* Start DATASET RECORDS *

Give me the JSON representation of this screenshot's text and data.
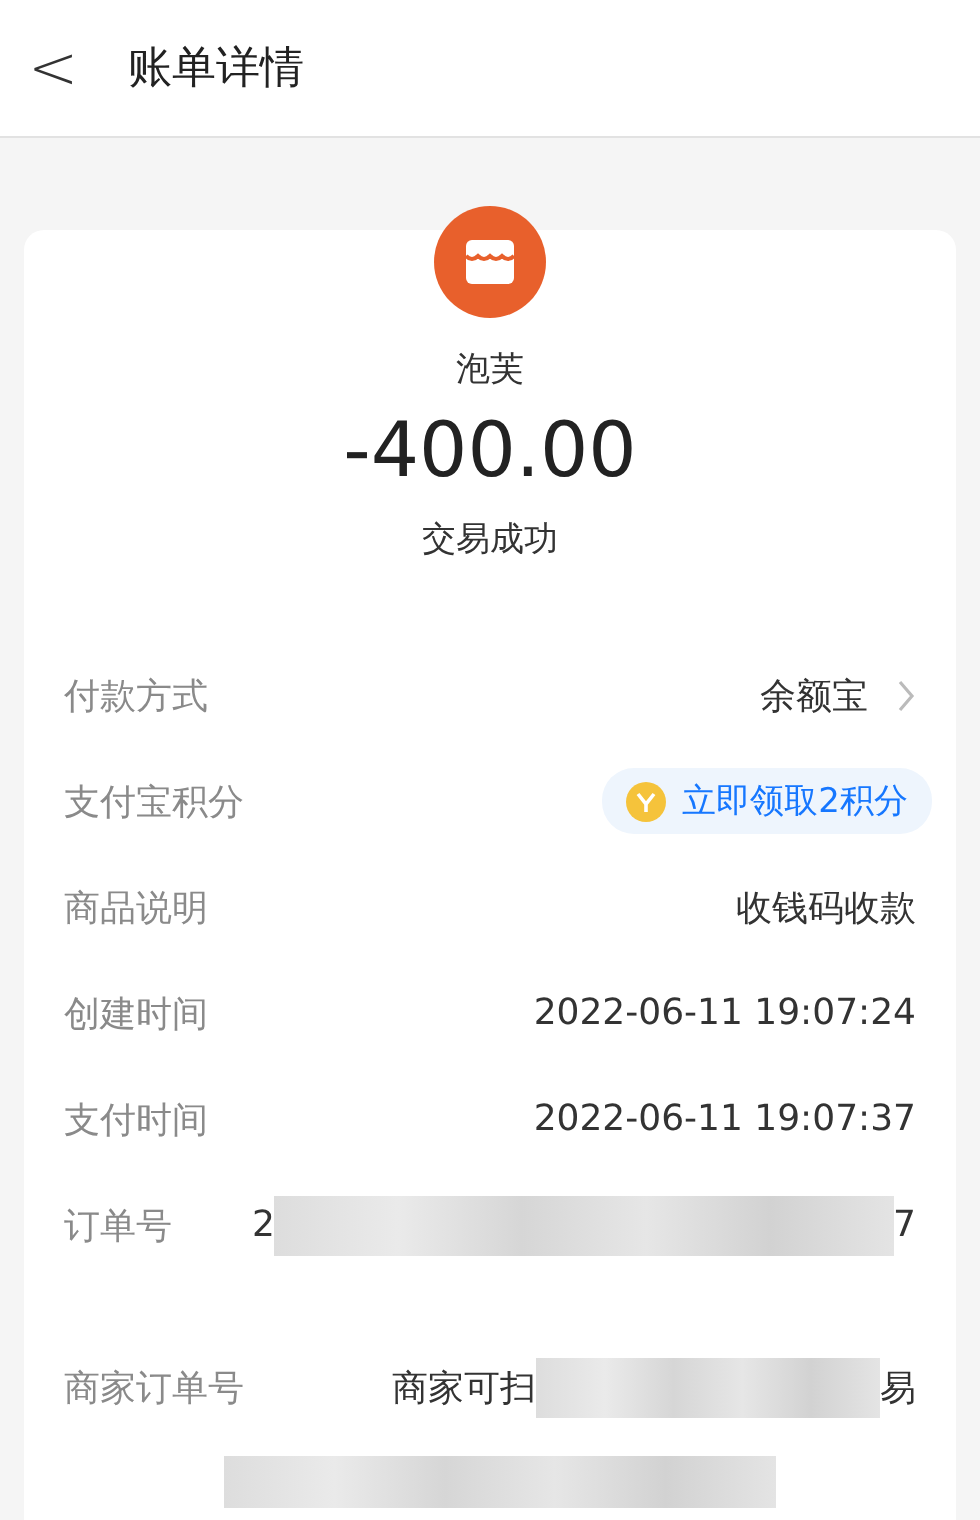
{
  "header": {
    "back": "<",
    "title": "账单详情"
  },
  "merchant": {
    "name": "泡芙",
    "amount": "-400.00",
    "status": "交易成功"
  },
  "rows": [
    {
      "kind": "link",
      "label": "付款方式",
      "value": "余额宝"
    },
    {
      "kind": "badge",
      "label": "支付宝积分",
      "value": "立即领取2积分"
    },
    {
      "kind": "text",
      "label": "商品说明",
      "value": "收钱码收款"
    },
    {
      "kind": "text",
      "label": "创建时间",
      "value": "2022-06-11 19:07:24"
    },
    {
      "kind": "text",
      "label": "支付时间",
      "value": "2022-06-11 19:07:37"
    },
    {
      "kind": "redacted",
      "label": "订单号",
      "prefix": "2",
      "suffix": "7"
    },
    {
      "kind": "redacted",
      "label": "商家订单号",
      "prefix": "商家可扫",
      "suffix": "易"
    }
  ]
}
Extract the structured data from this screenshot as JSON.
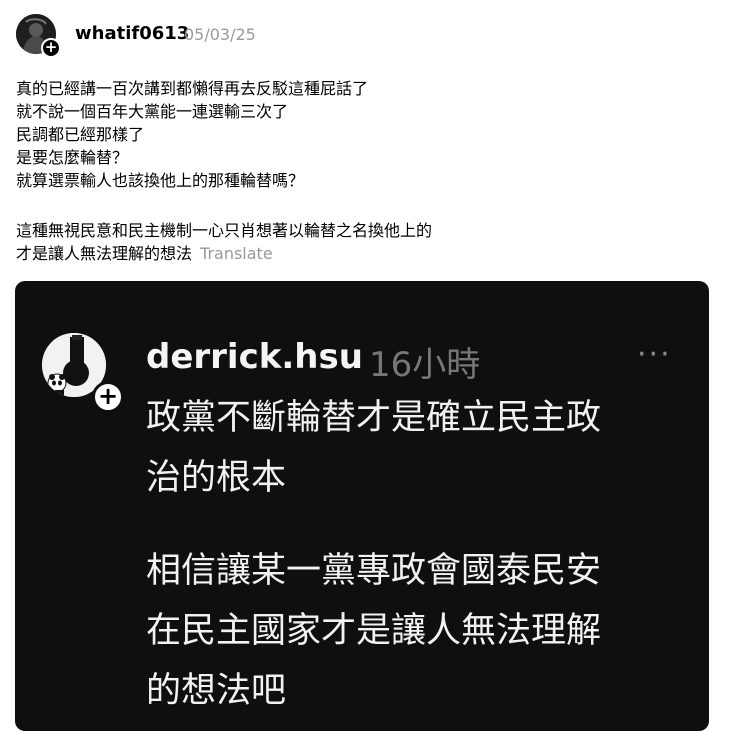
{
  "post": {
    "username": "whatif0613",
    "date": "05/03/25",
    "paragraph1": [
      "真的已經講一百次講到都懶得再去反駁這種屁話了",
      "就不說一個百年大黨能一連選輸三次了",
      "民調都已經那樣了",
      "是要怎麼輪替？",
      "就算選票輸人也該換他上的那種輪替嗎？"
    ],
    "paragraph2": [
      "這種無視民意和民主機制一心只肖想著以輪替之名換他上的",
      "才是讓人無法理解的想法"
    ],
    "translate_label": "Translate"
  },
  "embed": {
    "username": "derrick.hsu",
    "time": "16小時",
    "more": "···",
    "paragraph1": [
      "政黨不斷輪替才是確立民主政",
      "治的根本"
    ],
    "paragraph2": [
      "相信讓某一黨專政會國泰民安",
      "在民主國家才是讓人無法理解",
      "的想法吧"
    ]
  },
  "icons": {
    "follow": "plus-icon",
    "more": "more-horizontal-icon"
  }
}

* End DATASET RECORDS *

Beginning with the line that holds "Extract the structured", output each line to the end of the material above, exactly, omitting the pictures.

Extract the structured data from this screenshot as JSON.
{
  "post": {
    "username": "whatif0613",
    "date": "05/03/25",
    "paragraph1": [
      "真的已經講一百次講到都懶得再去反駁這種屁話了",
      "就不說一個百年大黨能一連選輸三次了",
      "民調都已經那樣了",
      "是要怎麼輪替？",
      "就算選票輸人也該換他上的那種輪替嗎？"
    ],
    "paragraph2": [
      "這種無視民意和民主機制一心只肖想著以輪替之名換他上的",
      "才是讓人無法理解的想法"
    ],
    "translate_label": "Translate"
  },
  "embed": {
    "username": "derrick.hsu",
    "time": "16小時",
    "more": "···",
    "paragraph1": [
      "政黨不斷輪替才是確立民主政",
      "治的根本"
    ],
    "paragraph2": [
      "相信讓某一黨專政會國泰民安",
      "在民主國家才是讓人無法理解",
      "的想法吧"
    ]
  },
  "icons": {
    "follow": "plus-icon",
    "more": "more-horizontal-icon"
  }
}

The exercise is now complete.